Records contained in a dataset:
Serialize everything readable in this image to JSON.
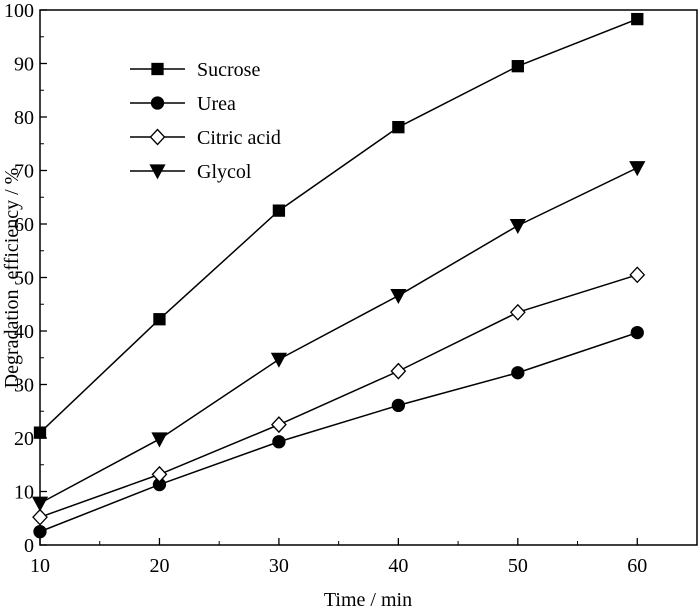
{
  "chart_data": {
    "type": "line",
    "xlabel": "Time / min",
    "ylabel": "Degradation  efficiency / %",
    "xlim": [
      10,
      65
    ],
    "ylim": [
      0,
      100
    ],
    "xticks": [
      10,
      20,
      30,
      40,
      50,
      60
    ],
    "yticks": [
      0,
      10,
      20,
      30,
      40,
      50,
      60,
      70,
      80,
      90,
      100
    ],
    "grid": false,
    "legend_position": "top-left",
    "x": [
      10,
      20,
      30,
      40,
      50,
      60
    ],
    "series": [
      {
        "name": "Sucrose",
        "marker": "filled-square",
        "values": [
          21.0,
          42.2,
          62.5,
          78.1,
          89.5,
          98.3
        ]
      },
      {
        "name": "Urea",
        "marker": "filled-circle",
        "values": [
          2.5,
          11.3,
          19.3,
          26.1,
          32.2,
          39.7
        ]
      },
      {
        "name": "Citric acid",
        "marker": "open-diamond",
        "values": [
          5.2,
          13.2,
          22.5,
          32.5,
          43.5,
          50.5
        ]
      },
      {
        "name": "Glycol",
        "marker": "filled-triangle-down",
        "values": [
          7.8,
          19.8,
          34.7,
          46.6,
          59.7,
          70.5
        ]
      }
    ],
    "colors": {
      "line": "#000000",
      "marker_fill": "#000000",
      "open_marker_fill": "#ffffff"
    }
  }
}
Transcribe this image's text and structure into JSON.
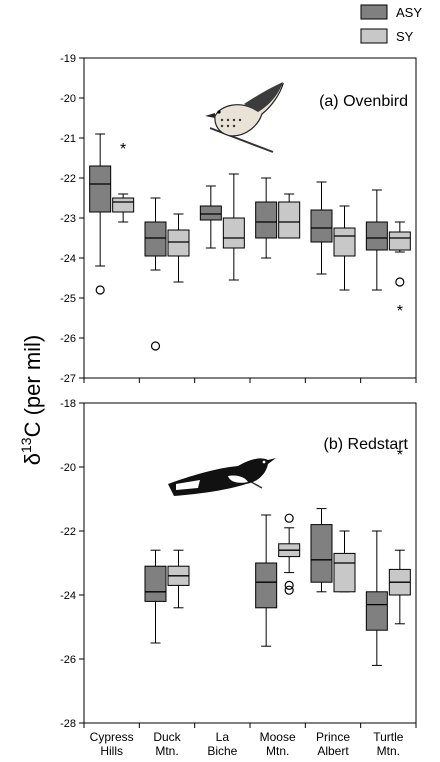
{
  "chart_data": {
    "type": "box",
    "ylabel_prefix": "δ",
    "ylabel_sup": "13",
    "ylabel_main": "C (per mil)",
    "categories": [
      "Cypress\nHills",
      "Duck\nMtn.",
      "La\nBiche",
      "Moose\nMtn.",
      "Prince\nAlbert",
      "Turtle\nMtn."
    ],
    "legend": [
      {
        "name": "ASY",
        "color": "#808080"
      },
      {
        "name": "SY",
        "color": "#c8c8c8"
      }
    ],
    "panels": [
      {
        "title": "(a) Ovenbird",
        "ylim": [
          -27,
          -19
        ],
        "yticks": [
          -27,
          -26,
          -25,
          -24,
          -23,
          -22,
          -21,
          -20,
          -19
        ],
        "icon": "ovenbird-bird-icon",
        "series": [
          {
            "name": "ASY",
            "boxes": [
              {
                "whisker_low": -24.2,
                "q1": -22.85,
                "median": -22.15,
                "q3": -21.7,
                "whisker_high": -20.9,
                "outliers": [
                  -24.8
                ],
                "extremes": []
              },
              {
                "whisker_low": -24.3,
                "q1": -23.95,
                "median": -23.5,
                "q3": -23.1,
                "whisker_high": -22.5,
                "outliers": [
                  -26.2
                ],
                "extremes": []
              },
              {
                "whisker_low": -23.75,
                "q1": -23.05,
                "median": -22.9,
                "q3": -22.7,
                "whisker_high": -22.2,
                "outliers": [],
                "extremes": []
              },
              {
                "whisker_low": -24.0,
                "q1": -23.5,
                "median": -23.1,
                "q3": -22.6,
                "whisker_high": -22.0,
                "outliers": [],
                "extremes": []
              },
              {
                "whisker_low": -24.4,
                "q1": -23.6,
                "median": -23.25,
                "q3": -22.8,
                "whisker_high": -22.1,
                "outliers": [],
                "extremes": []
              },
              {
                "whisker_low": -24.8,
                "q1": -23.8,
                "median": -23.5,
                "q3": -23.1,
                "whisker_high": -22.3,
                "outliers": [],
                "extremes": []
              }
            ]
          },
          {
            "name": "SY",
            "boxes": [
              {
                "whisker_low": -23.1,
                "q1": -22.85,
                "median": -22.6,
                "q3": -22.5,
                "whisker_high": -22.4,
                "outliers": [],
                "extremes": [
                  -21.25
                ]
              },
              {
                "whisker_low": -24.6,
                "q1": -23.95,
                "median": -23.6,
                "q3": -23.3,
                "whisker_high": -22.9,
                "outliers": [],
                "extremes": []
              },
              {
                "whisker_low": -24.55,
                "q1": -23.75,
                "median": -23.5,
                "q3": -23.0,
                "whisker_high": -21.9,
                "outliers": [],
                "extremes": []
              },
              {
                "whisker_low": -23.5,
                "q1": -23.5,
                "median": -23.1,
                "q3": -22.6,
                "whisker_high": -22.4,
                "outliers": [],
                "extremes": []
              },
              {
                "whisker_low": -24.8,
                "q1": -23.95,
                "median": -23.45,
                "q3": -23.25,
                "whisker_high": -22.7,
                "outliers": [],
                "extremes": []
              },
              {
                "whisker_low": -23.85,
                "q1": -23.8,
                "median": -23.5,
                "q3": -23.35,
                "whisker_high": -23.1,
                "outliers": [
                  -24.6
                ],
                "extremes": [
                  -25.3
                ]
              }
            ]
          }
        ]
      },
      {
        "title": "(b) Redstart",
        "ylim": [
          -28,
          -18
        ],
        "yticks": [
          -28,
          -26,
          -24,
          -22,
          -20,
          -18
        ],
        "icon": "redstart-bird-icon",
        "series": [
          {
            "name": "ASY",
            "boxes": [
              null,
              {
                "whisker_low": -25.5,
                "q1": -24.2,
                "median": -23.9,
                "q3": -23.1,
                "whisker_high": -22.6,
                "outliers": [],
                "extremes": []
              },
              null,
              {
                "whisker_low": -25.6,
                "q1": -24.4,
                "median": -23.6,
                "q3": -23.0,
                "whisker_high": -21.5,
                "outliers": [],
                "extremes": []
              },
              {
                "whisker_low": -23.9,
                "q1": -23.6,
                "median": -22.9,
                "q3": -21.8,
                "whisker_high": -21.3,
                "outliers": [],
                "extremes": []
              },
              {
                "whisker_low": -26.2,
                "q1": -25.1,
                "median": -24.3,
                "q3": -23.9,
                "whisker_high": -22.0,
                "outliers": [],
                "extremes": []
              }
            ]
          },
          {
            "name": "SY",
            "boxes": [
              null,
              {
                "whisker_low": -24.4,
                "q1": -23.7,
                "median": -23.4,
                "q3": -23.1,
                "whisker_high": -22.6,
                "outliers": [],
                "extremes": []
              },
              null,
              {
                "whisker_low": -23.3,
                "q1": -22.8,
                "median": -22.6,
                "q3": -22.4,
                "whisker_high": -21.9,
                "outliers": [
                  -21.6,
                  -23.7,
                  -23.85
                ],
                "extremes": []
              },
              {
                "whisker_low": -23.9,
                "q1": -23.9,
                "median": -23.0,
                "q3": -22.7,
                "whisker_high": -22.0,
                "outliers": [],
                "extremes": []
              },
              {
                "whisker_low": -24.9,
                "q1": -24.0,
                "median": -23.6,
                "q3": -23.2,
                "whisker_high": -22.6,
                "outliers": [],
                "extremes": [
                  -19.6
                ]
              }
            ]
          }
        ]
      }
    ]
  }
}
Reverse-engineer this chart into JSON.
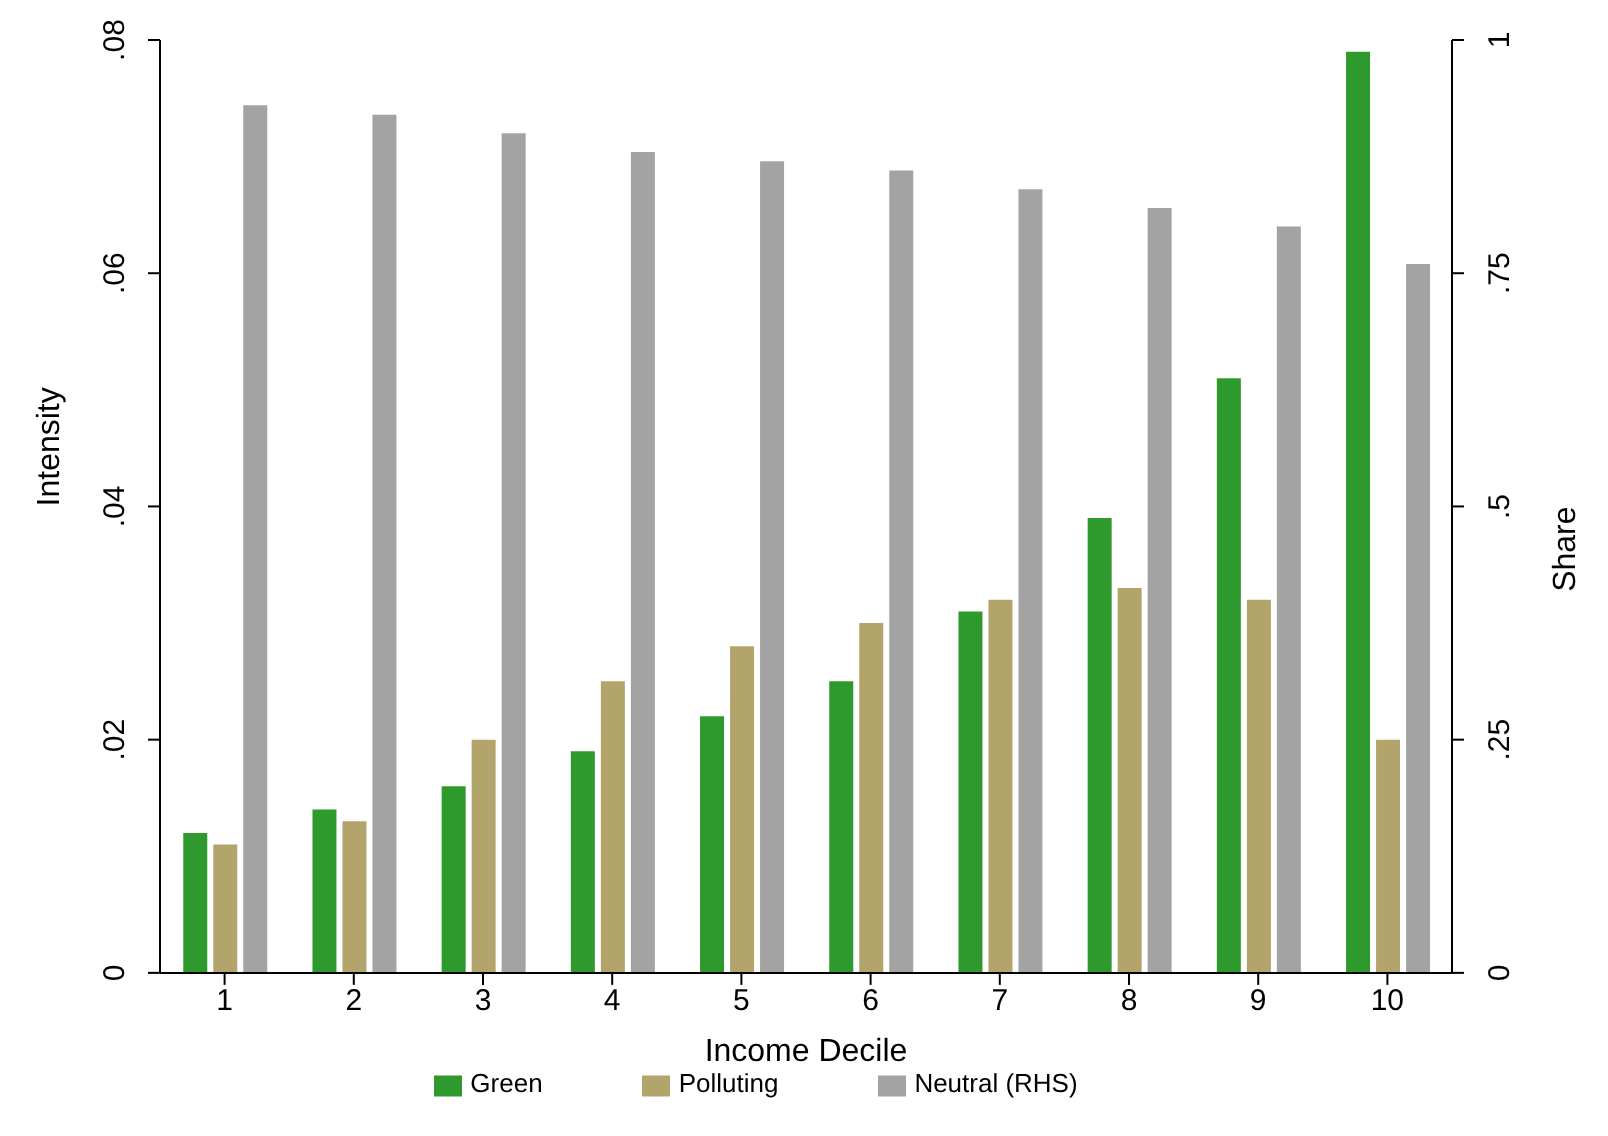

• [YOUR INSTRUCTIONS] The pictures should not be reproduced; quote all of the other material exactly.

• [RESULT]
Serialize everything readable in this image to JSON.
{
  "chart_data": {
    "type": "line",
    "xlabel": "Time / min",
    "ylabel": "Degradation  efficiency / %",
    "xlim": [
      10,
      65
    ],
    "ylim": [
      0,
      100
    ],
    "xticks": [
      10,
      20,
      30,
      40,
      50,
      60
    ],
    "yticks": [
      0,
      10,
      20,
      30,
      40,
      50,
      60,
      70,
      80,
      90,
      100
    ],
    "grid": false,
    "legend_position": "top-left",
    "x": [
      10,
      20,
      30,
      40,
      50,
      60
    ],
    "series": [
      {
        "name": "Sucrose",
        "marker": "filled-square",
        "values": [
          21.0,
          42.2,
          62.5,
          78.1,
          89.5,
          98.3
        ]
      },
      {
        "name": "Urea",
        "marker": "filled-circle",
        "values": [
          2.5,
          11.3,
          19.3,
          26.1,
          32.2,
          39.7
        ]
      },
      {
        "name": "Citric acid",
        "marker": "open-diamond",
        "values": [
          5.2,
          13.2,
          22.5,
          32.5,
          43.5,
          50.5
        ]
      },
      {
        "name": "Glycol",
        "marker": "filled-triangle-down",
        "values": [
          7.8,
          19.8,
          34.7,
          46.6,
          59.7,
          70.5
        ]
      }
    ],
    "colors": {
      "line": "#000000",
      "marker_fill": "#000000",
      "open_marker_fill": "#ffffff"
    }
  }
}
Transcribe this image's text and structure into JSON.
{
  "chart_data": {
    "type": "box",
    "ylabel_prefix": "δ",
    "ylabel_sup": "13",
    "ylabel_main": "C (per mil)",
    "categories": [
      "Cypress\nHills",
      "Duck\nMtn.",
      "La\nBiche",
      "Moose\nMtn.",
      "Prince\nAlbert",
      "Turtle\nMtn."
    ],
    "legend": [
      {
        "name": "ASY",
        "color": "#808080"
      },
      {
        "name": "SY",
        "color": "#c8c8c8"
      }
    ],
    "panels": [
      {
        "title": "(a) Ovenbird",
        "ylim": [
          -27,
          -19
        ],
        "yticks": [
          -27,
          -26,
          -25,
          -24,
          -23,
          -22,
          -21,
          -20,
          -19
        ],
        "icon": "ovenbird-bird-icon",
        "series": [
          {
            "name": "ASY",
            "boxes": [
              {
                "whisker_low": -24.2,
                "q1": -22.85,
                "median": -22.15,
                "q3": -21.7,
                "whisker_high": -20.9,
                "outliers": [
                  -24.8
                ],
                "extremes": []
              },
              {
                "whisker_low": -24.3,
                "q1": -23.95,
                "median": -23.5,
                "q3": -23.1,
                "whisker_high": -22.5,
                "outliers": [
                  -26.2
                ],
                "extremes": []
              },
              {
                "whisker_low": -23.75,
                "q1": -23.05,
                "median": -22.9,
                "q3": -22.7,
                "whisker_high": -22.2,
                "outliers": [],
                "extremes": []
              },
              {
                "whisker_low": -24.0,
                "q1": -23.5,
                "median": -23.1,
                "q3": -22.6,
                "whisker_high": -22.0,
                "outliers": [],
                "extremes": []
              },
              {
                "whisker_low": -24.4,
                "q1": -23.6,
                "median": -23.25,
                "q3": -22.8,
                "whisker_high": -22.1,
                "outliers": [],
                "extremes": []
              },
              {
                "whisker_low": -24.8,
                "q1": -23.8,
                "median": -23.5,
                "q3": -23.1,
                "whisker_high": -22.3,
                "outliers": [],
                "extremes": []
              }
            ]
          },
          {
            "name": "SY",
            "boxes": [
              {
                "whisker_low": -23.1,
                "q1": -22.85,
                "median": -22.6,
                "q3": -22.5,
                "whisker_high": -22.4,
                "outliers": [],
                "extremes": [
                  -21.25
                ]
              },
              {
                "whisker_low": -24.6,
                "q1": -23.95,
                "median": -23.6,
                "q3": -23.3,
                "whisker_high": -22.9,
                "outliers": [],
                "extremes": []
              },
              {
                "whisker_low": -24.55,
                "q1": -23.75,
                "median": -23.5,
                "q3": -23.0,
                "whisker_high": -21.9,
                "outliers": [],
                "extremes": []
              },
              {
                "whisker_low": -23.5,
                "q1": -23.5,
                "median": -23.1,
                "q3": -22.6,
                "whisker_high": -22.4,
                "outliers": [],
                "extremes": []
              },
              {
                "whisker_low": -24.8,
                "q1": -23.95,
                "median": -23.45,
                "q3": -23.25,
                "whisker_high": -22.7,
                "outliers": [],
                "extremes": []
              },
              {
                "whisker_low": -23.85,
                "q1": -23.8,
                "median": -23.5,
                "q3": -23.35,
                "whisker_high": -23.1,
                "outliers": [
                  -24.6
                ],
                "extremes": [
                  -25.3
                ]
              }
            ]
          }
        ]
      },
      {
        "title": "(b) Redstart",
        "ylim": [
          -28,
          -18
        ],
        "yticks": [
          -28,
          -26,
          -24,
          -22,
          -20,
          -18
        ],
        "icon": "redstart-bird-icon",
        "series": [
          {
            "name": "ASY",
            "boxes": [
              null,
              {
                "whisker_low": -25.5,
                "q1": -24.2,
                "median": -23.9,
                "q3": -23.1,
                "whisker_high": -22.6,
                "outliers": [],
                "extremes": []
              },
              null,
              {
                "whisker_low": -25.6,
                "q1": -24.4,
                "median": -23.6,
                "q3": -23.0,
                "whisker_high": -21.5,
                "outliers": [],
                "extremes": []
              },
              {
                "whisker_low": -23.9,
                "q1": -23.6,
                "median": -22.9,
                "q3": -21.8,
                "whisker_high": -21.3,
                "outliers": [],
                "extremes": []
              },
              {
                "whisker_low": -26.2,
                "q1": -25.1,
                "median": -24.3,
                "q3": -23.9,
                "whisker_high": -22.0,
                "outliers": [],
                "extremes": []
              }
            ]
          },
          {
            "name": "SY",
            "boxes": [
              null,
              {
                "whisker_low": -24.4,
                "q1": -23.7,
                "median": -23.4,
                "q3": -23.1,
                "whisker_high": -22.6,
                "outliers": [],
                "extremes": []
              },
              null,
              {
                "whisker_low": -23.3,
                "q1": -22.8,
                "median": -22.6,
                "q3": -22.4,
                "whisker_high": -21.9,
                "outliers": [
                  -21.6,
                  -23.7,
                  -23.85
                ],
                "extremes": []
              },
              {
                "whisker_low": -23.9,
                "q1": -23.9,
                "median": -23.0,
                "q3": -22.7,
                "whisker_high": -22.0,
                "outliers": [],
                "extremes": []
              },
              {
                "whisker_low": -24.9,
                "q1": -24.0,
                "median": -23.6,
                "q3": -23.2,
                "whisker_high": -22.6,
                "outliers": [],
                "extremes": [
                  -19.6
                ]
              }
            ]
          }
        ]
      }
    ]
  }
}
Reverse-engineer this chart into JSON.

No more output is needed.